## YOUR INSTRUCTIONS:
An exact copy of all the records is the expected answer.

──────── STUDY MATERIAL

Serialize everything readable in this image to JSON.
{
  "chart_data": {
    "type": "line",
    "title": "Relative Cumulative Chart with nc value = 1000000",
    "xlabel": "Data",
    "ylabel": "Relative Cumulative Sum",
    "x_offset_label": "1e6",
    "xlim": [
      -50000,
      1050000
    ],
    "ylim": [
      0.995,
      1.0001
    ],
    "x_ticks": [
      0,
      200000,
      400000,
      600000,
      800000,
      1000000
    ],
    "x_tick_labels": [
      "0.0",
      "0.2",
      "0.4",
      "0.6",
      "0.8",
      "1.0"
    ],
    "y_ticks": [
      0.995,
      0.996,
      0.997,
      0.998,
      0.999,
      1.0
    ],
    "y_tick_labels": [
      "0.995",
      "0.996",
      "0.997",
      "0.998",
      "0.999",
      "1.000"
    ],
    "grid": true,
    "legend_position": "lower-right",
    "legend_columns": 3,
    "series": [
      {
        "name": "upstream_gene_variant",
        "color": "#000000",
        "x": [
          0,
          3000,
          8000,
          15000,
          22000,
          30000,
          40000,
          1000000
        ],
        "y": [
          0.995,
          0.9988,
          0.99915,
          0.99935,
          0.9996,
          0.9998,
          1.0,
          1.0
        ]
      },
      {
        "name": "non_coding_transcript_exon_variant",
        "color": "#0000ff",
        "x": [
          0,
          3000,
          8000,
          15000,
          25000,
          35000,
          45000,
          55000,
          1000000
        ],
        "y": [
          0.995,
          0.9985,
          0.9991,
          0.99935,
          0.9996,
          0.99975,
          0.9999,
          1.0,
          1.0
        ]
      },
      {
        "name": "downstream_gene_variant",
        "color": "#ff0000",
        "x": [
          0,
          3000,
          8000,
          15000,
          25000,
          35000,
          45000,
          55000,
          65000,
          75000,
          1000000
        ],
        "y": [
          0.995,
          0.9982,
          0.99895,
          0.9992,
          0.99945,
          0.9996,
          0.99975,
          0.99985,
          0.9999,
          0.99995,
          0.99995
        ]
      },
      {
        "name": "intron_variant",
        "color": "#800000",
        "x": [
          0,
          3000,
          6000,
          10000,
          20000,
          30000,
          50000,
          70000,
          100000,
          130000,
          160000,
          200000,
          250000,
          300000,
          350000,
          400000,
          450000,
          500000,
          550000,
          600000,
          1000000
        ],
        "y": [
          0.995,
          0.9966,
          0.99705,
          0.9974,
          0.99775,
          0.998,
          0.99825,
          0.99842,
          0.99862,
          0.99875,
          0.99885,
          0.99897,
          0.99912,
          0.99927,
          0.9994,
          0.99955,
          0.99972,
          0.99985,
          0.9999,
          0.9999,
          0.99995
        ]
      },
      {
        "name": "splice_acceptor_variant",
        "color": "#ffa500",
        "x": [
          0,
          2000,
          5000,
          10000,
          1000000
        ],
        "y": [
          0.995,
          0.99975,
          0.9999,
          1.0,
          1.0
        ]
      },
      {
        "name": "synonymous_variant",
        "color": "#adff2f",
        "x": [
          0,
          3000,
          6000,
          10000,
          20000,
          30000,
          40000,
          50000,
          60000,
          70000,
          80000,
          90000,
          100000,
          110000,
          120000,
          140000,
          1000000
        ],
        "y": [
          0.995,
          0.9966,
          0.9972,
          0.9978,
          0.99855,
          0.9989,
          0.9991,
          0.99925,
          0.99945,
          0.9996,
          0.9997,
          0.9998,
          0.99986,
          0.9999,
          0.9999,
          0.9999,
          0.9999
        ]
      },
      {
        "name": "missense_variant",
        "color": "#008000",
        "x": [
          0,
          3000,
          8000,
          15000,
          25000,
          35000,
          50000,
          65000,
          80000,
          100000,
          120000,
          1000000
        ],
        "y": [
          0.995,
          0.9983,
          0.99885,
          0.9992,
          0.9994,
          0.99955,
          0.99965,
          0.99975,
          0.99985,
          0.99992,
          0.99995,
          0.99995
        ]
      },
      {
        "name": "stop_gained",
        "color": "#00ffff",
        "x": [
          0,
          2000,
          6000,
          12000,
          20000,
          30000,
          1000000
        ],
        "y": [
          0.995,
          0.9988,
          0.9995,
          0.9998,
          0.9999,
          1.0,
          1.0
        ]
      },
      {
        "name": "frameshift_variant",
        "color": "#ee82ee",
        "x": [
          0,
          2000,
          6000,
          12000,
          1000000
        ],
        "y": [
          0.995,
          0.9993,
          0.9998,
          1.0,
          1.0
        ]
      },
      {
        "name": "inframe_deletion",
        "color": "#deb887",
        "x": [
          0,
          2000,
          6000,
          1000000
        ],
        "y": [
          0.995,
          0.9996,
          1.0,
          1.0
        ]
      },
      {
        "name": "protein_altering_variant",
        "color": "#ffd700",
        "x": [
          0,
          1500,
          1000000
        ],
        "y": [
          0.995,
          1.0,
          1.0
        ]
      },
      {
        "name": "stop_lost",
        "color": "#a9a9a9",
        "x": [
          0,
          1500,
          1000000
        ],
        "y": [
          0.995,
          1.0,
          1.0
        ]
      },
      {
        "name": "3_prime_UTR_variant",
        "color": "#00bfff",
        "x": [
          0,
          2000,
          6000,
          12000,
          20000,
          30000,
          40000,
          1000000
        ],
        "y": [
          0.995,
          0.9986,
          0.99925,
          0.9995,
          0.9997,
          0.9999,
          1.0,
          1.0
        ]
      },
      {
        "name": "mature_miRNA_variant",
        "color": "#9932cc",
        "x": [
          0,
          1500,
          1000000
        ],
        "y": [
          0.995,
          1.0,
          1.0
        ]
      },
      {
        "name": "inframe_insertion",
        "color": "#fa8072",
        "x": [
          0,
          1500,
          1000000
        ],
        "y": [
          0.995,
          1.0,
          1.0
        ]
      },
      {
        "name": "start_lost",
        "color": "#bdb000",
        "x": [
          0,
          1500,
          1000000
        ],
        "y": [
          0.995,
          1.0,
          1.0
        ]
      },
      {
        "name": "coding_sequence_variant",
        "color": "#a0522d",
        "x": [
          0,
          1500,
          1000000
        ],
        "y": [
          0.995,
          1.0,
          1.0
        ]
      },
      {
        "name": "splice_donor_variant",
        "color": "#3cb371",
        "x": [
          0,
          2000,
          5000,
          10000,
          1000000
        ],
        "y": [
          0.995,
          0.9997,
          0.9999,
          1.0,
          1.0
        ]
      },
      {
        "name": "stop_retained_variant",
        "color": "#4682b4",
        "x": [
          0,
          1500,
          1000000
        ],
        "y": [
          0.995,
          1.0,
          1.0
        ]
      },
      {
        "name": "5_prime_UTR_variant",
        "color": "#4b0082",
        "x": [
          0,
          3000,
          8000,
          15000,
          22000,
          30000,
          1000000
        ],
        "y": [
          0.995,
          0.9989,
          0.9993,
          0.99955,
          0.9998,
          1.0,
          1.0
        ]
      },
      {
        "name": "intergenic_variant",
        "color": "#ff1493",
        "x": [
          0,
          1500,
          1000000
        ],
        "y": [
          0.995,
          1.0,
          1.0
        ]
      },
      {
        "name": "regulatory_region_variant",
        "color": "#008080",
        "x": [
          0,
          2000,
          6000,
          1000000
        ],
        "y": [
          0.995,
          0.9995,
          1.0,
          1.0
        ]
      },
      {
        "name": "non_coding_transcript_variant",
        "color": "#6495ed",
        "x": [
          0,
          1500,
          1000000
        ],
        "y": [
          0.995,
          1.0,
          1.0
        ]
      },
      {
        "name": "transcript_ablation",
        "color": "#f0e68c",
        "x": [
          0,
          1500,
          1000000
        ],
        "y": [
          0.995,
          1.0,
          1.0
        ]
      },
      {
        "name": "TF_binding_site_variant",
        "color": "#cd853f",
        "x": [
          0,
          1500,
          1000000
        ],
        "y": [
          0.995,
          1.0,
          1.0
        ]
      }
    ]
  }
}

────────────────

## REPLY TO THE TASK:
Serialize everything readable in this image to JSON.
{
  "chart_data": {
    "type": "line",
    "title": "Relative Cumulative Chart with nc value = 1000000",
    "xlabel": "Data",
    "ylabel": "Relative Cumulative Sum",
    "x_offset_label": "1e6",
    "xlim": [
      -50000,
      1050000
    ],
    "ylim": [
      0.995,
      1.0001
    ],
    "x_ticks": [
      0,
      200000,
      400000,
      600000,
      800000,
      1000000
    ],
    "x_tick_labels": [
      "0.0",
      "0.2",
      "0.4",
      "0.6",
      "0.8",
      "1.0"
    ],
    "y_ticks": [
      0.995,
      0.996,
      0.997,
      0.998,
      0.999,
      1.0
    ],
    "y_tick_labels": [
      "0.995",
      "0.996",
      "0.997",
      "0.998",
      "0.999",
      "1.000"
    ],
    "grid": true,
    "legend_position": "lower-right",
    "legend_columns": 3,
    "series": [
      {
        "name": "upstream_gene_variant",
        "color": "#000000",
        "x": [
          0,
          3000,
          8000,
          15000,
          22000,
          30000,
          40000,
          1000000
        ],
        "y": [
          0.995,
          0.9988,
          0.99915,
          0.99935,
          0.9996,
          0.9998,
          1.0,
          1.0
        ]
      },
      {
        "name": "non_coding_transcript_exon_variant",
        "color": "#0000ff",
        "x": [
          0,
          3000,
          8000,
          15000,
          25000,
          35000,
          45000,
          55000,
          1000000
        ],
        "y": [
          0.995,
          0.9985,
          0.9991,
          0.99935,
          0.9996,
          0.99975,
          0.9999,
          1.0,
          1.0
        ]
      },
      {
        "name": "downstream_gene_variant",
        "color": "#ff0000",
        "x": [
          0,
          3000,
          8000,
          15000,
          25000,
          35000,
          45000,
          55000,
          65000,
          75000,
          1000000
        ],
        "y": [
          0.995,
          0.9982,
          0.99895,
          0.9992,
          0.99945,
          0.9996,
          0.99975,
          0.99985,
          0.9999,
          0.99995,
          0.99995
        ]
      },
      {
        "name": "intron_variant",
        "color": "#800000",
        "x": [
          0,
          3000,
          6000,
          10000,
          20000,
          30000,
          50000,
          70000,
          100000,
          130000,
          160000,
          200000,
          250000,
          300000,
          350000,
          400000,
          450000,
          500000,
          550000,
          600000,
          1000000
        ],
        "y": [
          0.995,
          0.9966,
          0.99705,
          0.9974,
          0.99775,
          0.998,
          0.99825,
          0.99842,
          0.99862,
          0.99875,
          0.99885,
          0.99897,
          0.99912,
          0.99927,
          0.9994,
          0.99955,
          0.99972,
          0.99985,
          0.9999,
          0.9999,
          0.99995
        ]
      },
      {
        "name": "splice_acceptor_variant",
        "color": "#ffa500",
        "x": [
          0,
          2000,
          5000,
          10000,
          1000000
        ],
        "y": [
          0.995,
          0.99975,
          0.9999,
          1.0,
          1.0
        ]
      },
      {
        "name": "synonymous_variant",
        "color": "#adff2f",
        "x": [
          0,
          3000,
          6000,
          10000,
          20000,
          30000,
          40000,
          50000,
          60000,
          70000,
          80000,
          90000,
          100000,
          110000,
          120000,
          140000,
          1000000
        ],
        "y": [
          0.995,
          0.9966,
          0.9972,
          0.9978,
          0.99855,
          0.9989,
          0.9991,
          0.99925,
          0.99945,
          0.9996,
          0.9997,
          0.9998,
          0.99986,
          0.9999,
          0.9999,
          0.9999,
          0.9999
        ]
      },
      {
        "name": "missense_variant",
        "color": "#008000",
        "x": [
          0,
          3000,
          8000,
          15000,
          25000,
          35000,
          50000,
          65000,
          80000,
          100000,
          120000,
          1000000
        ],
        "y": [
          0.995,
          0.9983,
          0.99885,
          0.9992,
          0.9994,
          0.99955,
          0.99965,
          0.99975,
          0.99985,
          0.99992,
          0.99995,
          0.99995
        ]
      },
      {
        "name": "stop_gained",
        "color": "#00ffff",
        "x": [
          0,
          2000,
          6000,
          12000,
          20000,
          30000,
          1000000
        ],
        "y": [
          0.995,
          0.9988,
          0.9995,
          0.9998,
          0.9999,
          1.0,
          1.0
        ]
      },
      {
        "name": "frameshift_variant",
        "color": "#ee82ee",
        "x": [
          0,
          2000,
          6000,
          12000,
          1000000
        ],
        "y": [
          0.995,
          0.9993,
          0.9998,
          1.0,
          1.0
        ]
      },
      {
        "name": "inframe_deletion",
        "color": "#deb887",
        "x": [
          0,
          2000,
          6000,
          1000000
        ],
        "y": [
          0.995,
          0.9996,
          1.0,
          1.0
        ]
      },
      {
        "name": "protein_altering_variant",
        "color": "#ffd700",
        "x": [
          0,
          1500,
          1000000
        ],
        "y": [
          0.995,
          1.0,
          1.0
        ]
      },
      {
        "name": "stop_lost",
        "color": "#a9a9a9",
        "x": [
          0,
          1500,
          1000000
        ],
        "y": [
          0.995,
          1.0,
          1.0
        ]
      },
      {
        "name": "3_prime_UTR_variant",
        "color": "#00bfff",
        "x": [
          0,
          2000,
          6000,
          12000,
          20000,
          30000,
          40000,
          1000000
        ],
        "y": [
          0.995,
          0.9986,
          0.99925,
          0.9995,
          0.9997,
          0.9999,
          1.0,
          1.0
        ]
      },
      {
        "name": "mature_miRNA_variant",
        "color": "#9932cc",
        "x": [
          0,
          1500,
          1000000
        ],
        "y": [
          0.995,
          1.0,
          1.0
        ]
      },
      {
        "name": "inframe_insertion",
        "color": "#fa8072",
        "x": [
          0,
          1500,
          1000000
        ],
        "y": [
          0.995,
          1.0,
          1.0
        ]
      },
      {
        "name": "start_lost",
        "color": "#bdb000",
        "x": [
          0,
          1500,
          1000000
        ],
        "y": [
          0.995,
          1.0,
          1.0
        ]
      },
      {
        "name": "coding_sequence_variant",
        "color": "#a0522d",
        "x": [
          0,
          1500,
          1000000
        ],
        "y": [
          0.995,
          1.0,
          1.0
        ]
      },
      {
        "name": "splice_donor_variant",
        "color": "#3cb371",
        "x": [
          0,
          2000,
          5000,
          10000,
          1000000
        ],
        "y": [
          0.995,
          0.9997,
          0.9999,
          1.0,
          1.0
        ]
      },
      {
        "name": "stop_retained_variant",
        "color": "#4682b4",
        "x": [
          0,
          1500,
          1000000
        ],
        "y": [
          0.995,
          1.0,
          1.0
        ]
      },
      {
        "name": "5_prime_UTR_variant",
        "color": "#4b0082",
        "x": [
          0,
          3000,
          8000,
          15000,
          22000,
          30000,
          1000000
        ],
        "y": [
          0.995,
          0.9989,
          0.9993,
          0.99955,
          0.9998,
          1.0,
          1.0
        ]
      },
      {
        "name": "intergenic_variant",
        "color": "#ff1493",
        "x": [
          0,
          1500,
          1000000
        ],
        "y": [
          0.995,
          1.0,
          1.0
        ]
      },
      {
        "name": "regulatory_region_variant",
        "color": "#008080",
        "x": [
          0,
          2000,
          6000,
          1000000
        ],
        "y": [
          0.995,
          0.9995,
          1.0,
          1.0
        ]
      },
      {
        "name": "non_coding_transcript_variant",
        "color": "#6495ed",
        "x": [
          0,
          1500,
          1000000
        ],
        "y": [
          0.995,
          1.0,
          1.0
        ]
      },
      {
        "name": "transcript_ablation",
        "color": "#f0e68c",
        "x": [
          0,
          1500,
          1000000
        ],
        "y": [
          0.995,
          1.0,
          1.0
        ]
      },
      {
        "name": "TF_binding_site_variant",
        "color": "#cd853f",
        "x": [
          0,
          1500,
          1000000
        ],
        "y": [
          0.995,
          1.0,
          1.0
        ]
      }
    ]
  }
}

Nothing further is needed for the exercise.